INSTRUCTIONS TO FOLLOW
From the entries below, extract every line that includes the word "个且都为正确选项得".

(Dataset items)

········

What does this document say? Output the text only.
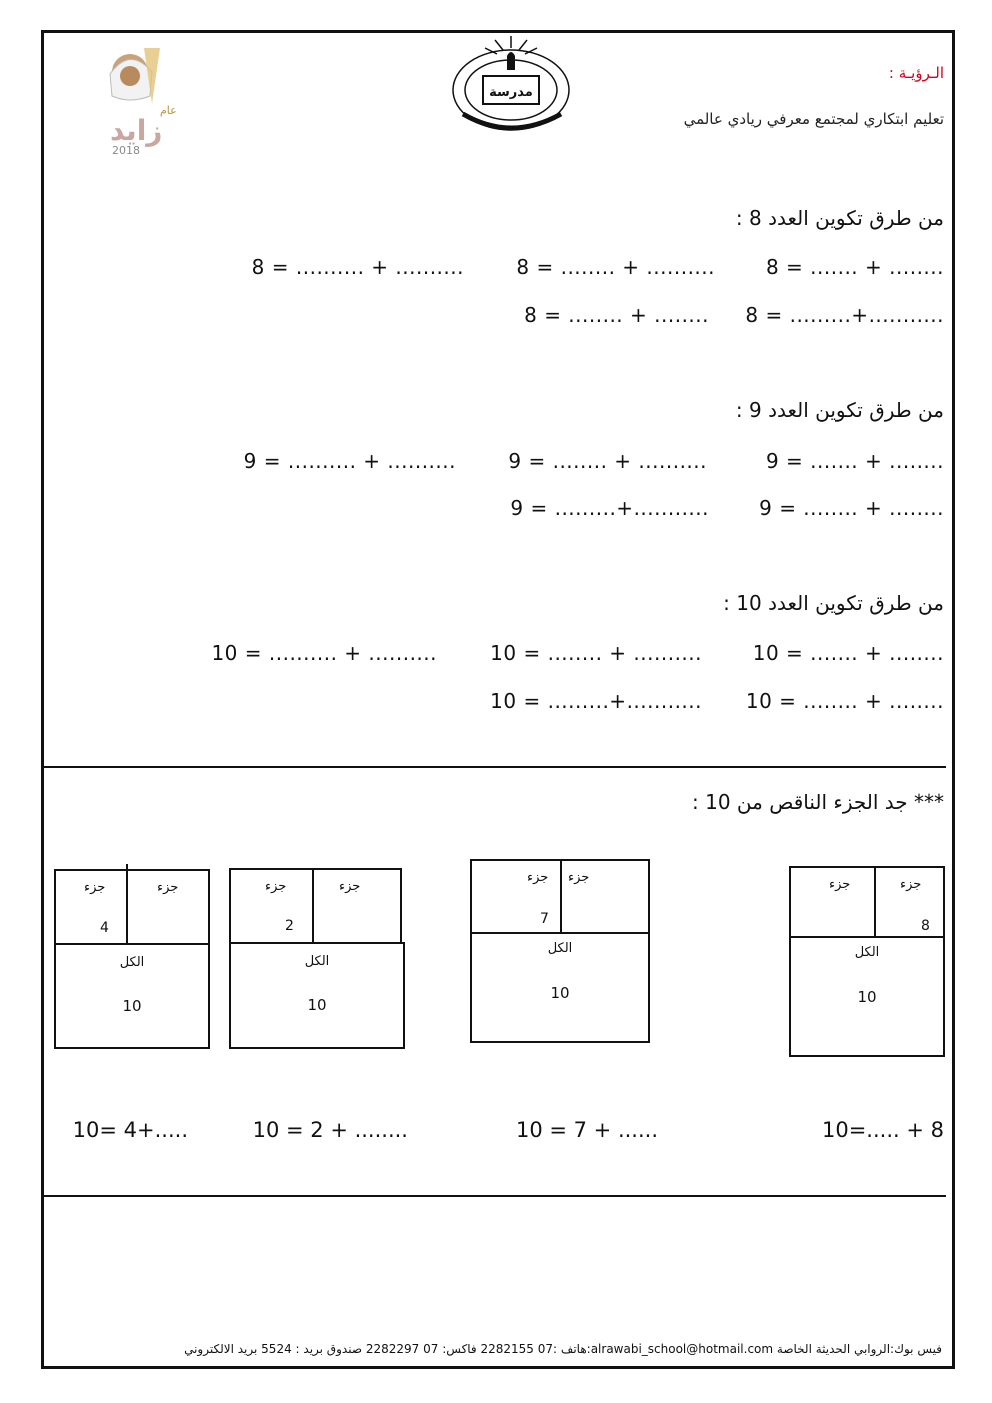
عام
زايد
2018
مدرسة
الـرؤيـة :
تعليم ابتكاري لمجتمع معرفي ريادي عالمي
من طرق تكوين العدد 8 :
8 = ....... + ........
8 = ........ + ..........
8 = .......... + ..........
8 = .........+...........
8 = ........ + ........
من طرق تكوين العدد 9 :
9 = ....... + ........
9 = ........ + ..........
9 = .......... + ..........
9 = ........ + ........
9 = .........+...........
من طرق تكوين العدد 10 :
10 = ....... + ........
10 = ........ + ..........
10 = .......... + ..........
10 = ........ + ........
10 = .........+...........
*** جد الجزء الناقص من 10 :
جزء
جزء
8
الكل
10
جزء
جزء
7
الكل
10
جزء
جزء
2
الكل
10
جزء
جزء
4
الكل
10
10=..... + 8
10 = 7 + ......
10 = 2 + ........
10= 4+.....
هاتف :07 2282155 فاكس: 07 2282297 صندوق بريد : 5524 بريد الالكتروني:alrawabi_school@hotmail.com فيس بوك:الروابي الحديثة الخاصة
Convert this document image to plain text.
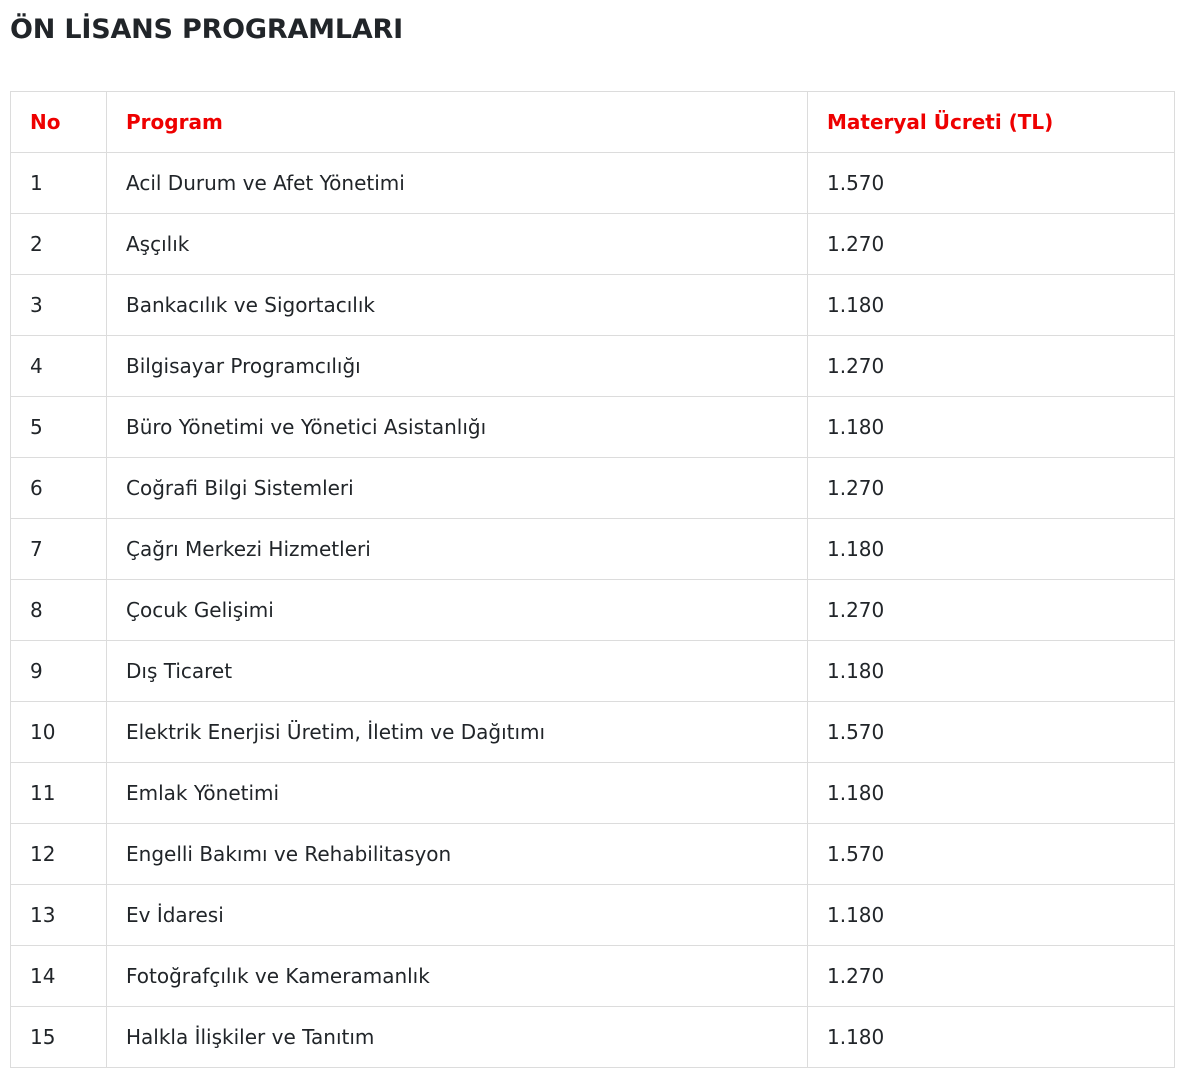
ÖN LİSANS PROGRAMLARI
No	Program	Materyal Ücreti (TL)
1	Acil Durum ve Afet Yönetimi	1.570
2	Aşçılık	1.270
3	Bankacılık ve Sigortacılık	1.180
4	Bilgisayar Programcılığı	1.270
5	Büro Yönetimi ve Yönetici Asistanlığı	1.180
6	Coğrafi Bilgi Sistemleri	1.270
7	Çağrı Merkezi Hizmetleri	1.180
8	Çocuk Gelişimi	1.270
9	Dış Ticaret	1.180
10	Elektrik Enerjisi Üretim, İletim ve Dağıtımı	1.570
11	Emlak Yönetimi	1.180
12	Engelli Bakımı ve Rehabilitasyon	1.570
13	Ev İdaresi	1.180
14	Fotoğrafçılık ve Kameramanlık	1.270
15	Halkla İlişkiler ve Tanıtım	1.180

········

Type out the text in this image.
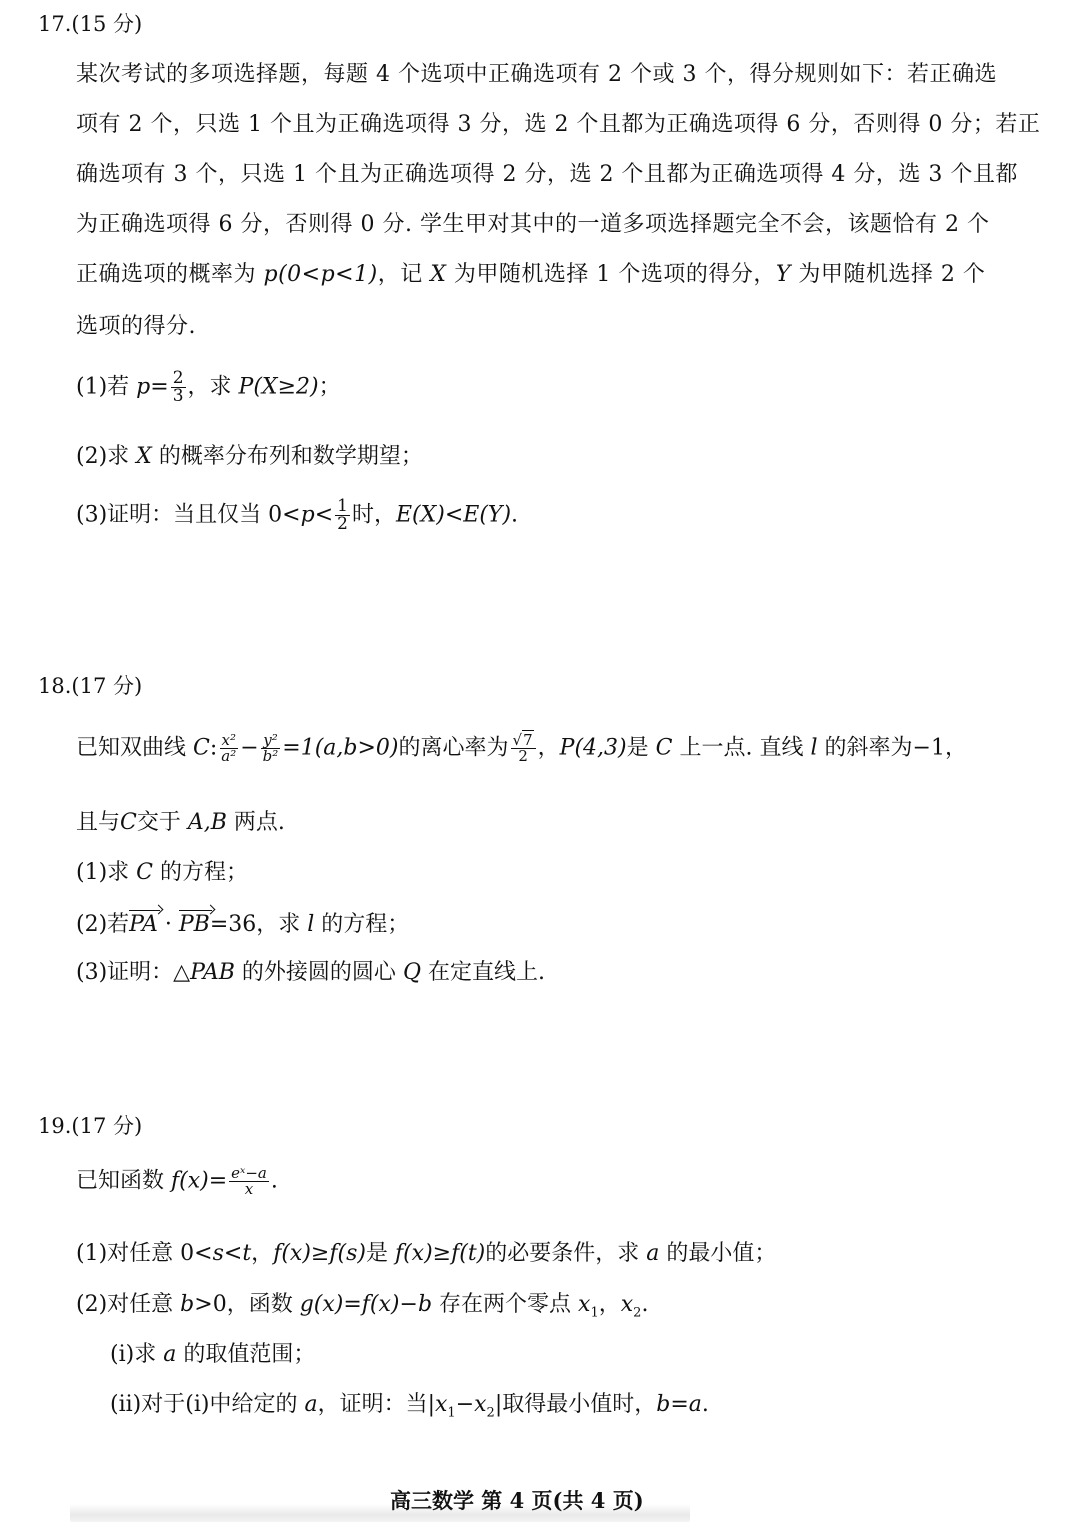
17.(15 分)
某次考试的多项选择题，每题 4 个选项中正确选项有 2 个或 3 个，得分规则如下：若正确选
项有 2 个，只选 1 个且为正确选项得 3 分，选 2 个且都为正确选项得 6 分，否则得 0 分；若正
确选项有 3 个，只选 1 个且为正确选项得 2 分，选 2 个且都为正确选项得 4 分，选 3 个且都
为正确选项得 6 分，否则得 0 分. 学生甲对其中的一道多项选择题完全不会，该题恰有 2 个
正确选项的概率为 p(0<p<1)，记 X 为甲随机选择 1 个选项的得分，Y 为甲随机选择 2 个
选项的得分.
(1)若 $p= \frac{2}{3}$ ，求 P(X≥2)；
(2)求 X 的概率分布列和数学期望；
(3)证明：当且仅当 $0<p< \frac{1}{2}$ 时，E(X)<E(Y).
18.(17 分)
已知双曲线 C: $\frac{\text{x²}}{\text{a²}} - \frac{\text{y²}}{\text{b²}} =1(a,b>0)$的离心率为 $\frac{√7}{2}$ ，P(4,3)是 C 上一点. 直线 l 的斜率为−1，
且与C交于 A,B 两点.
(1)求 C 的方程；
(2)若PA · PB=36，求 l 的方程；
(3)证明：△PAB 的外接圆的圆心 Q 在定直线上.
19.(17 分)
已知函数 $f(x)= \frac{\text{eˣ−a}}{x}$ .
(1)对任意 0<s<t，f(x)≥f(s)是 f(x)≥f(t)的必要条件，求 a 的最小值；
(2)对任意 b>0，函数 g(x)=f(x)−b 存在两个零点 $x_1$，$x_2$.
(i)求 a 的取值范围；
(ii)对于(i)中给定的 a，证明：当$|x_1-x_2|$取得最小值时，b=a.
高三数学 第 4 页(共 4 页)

········

COMPLETED EXERCISE
项有 2 个，只选 1 个且为正确选项得 3 分，选 2 个且都为正确选项得 6 分，否则得 0 分；若正
确选项有 3 个，只选 1 个且为正确选项得 2 分，选 2 个且都为正确选项得 4 分，选 3 个且都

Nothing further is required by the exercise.